- _DIRECTIONS FOR THIS TASK_:
Scan the lines below for the word "values". Copy each line you find it in.

# Start of DATASET

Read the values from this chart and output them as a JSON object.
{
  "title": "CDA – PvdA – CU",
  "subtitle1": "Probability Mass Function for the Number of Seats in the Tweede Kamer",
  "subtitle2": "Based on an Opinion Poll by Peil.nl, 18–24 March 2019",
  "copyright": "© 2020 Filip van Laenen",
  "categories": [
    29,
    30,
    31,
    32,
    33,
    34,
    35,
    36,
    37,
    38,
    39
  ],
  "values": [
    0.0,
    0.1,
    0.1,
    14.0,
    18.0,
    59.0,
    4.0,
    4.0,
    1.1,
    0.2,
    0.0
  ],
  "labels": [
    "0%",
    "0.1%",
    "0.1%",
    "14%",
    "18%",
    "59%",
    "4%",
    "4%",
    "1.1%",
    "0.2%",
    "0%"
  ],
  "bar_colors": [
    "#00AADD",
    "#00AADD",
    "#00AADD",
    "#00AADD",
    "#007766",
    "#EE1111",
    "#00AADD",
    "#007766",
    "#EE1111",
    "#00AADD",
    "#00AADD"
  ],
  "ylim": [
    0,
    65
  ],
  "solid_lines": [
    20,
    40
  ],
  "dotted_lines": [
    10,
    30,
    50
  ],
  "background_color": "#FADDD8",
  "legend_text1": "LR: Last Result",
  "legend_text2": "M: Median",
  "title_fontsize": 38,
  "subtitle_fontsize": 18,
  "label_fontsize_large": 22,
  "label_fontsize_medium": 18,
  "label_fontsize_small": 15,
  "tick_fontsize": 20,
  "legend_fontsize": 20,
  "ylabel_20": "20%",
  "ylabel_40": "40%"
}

# End of DATASET

- _RESPONSE TO THE TASK_:
Read the values from this chart and output them as a JSON object.
  "values": [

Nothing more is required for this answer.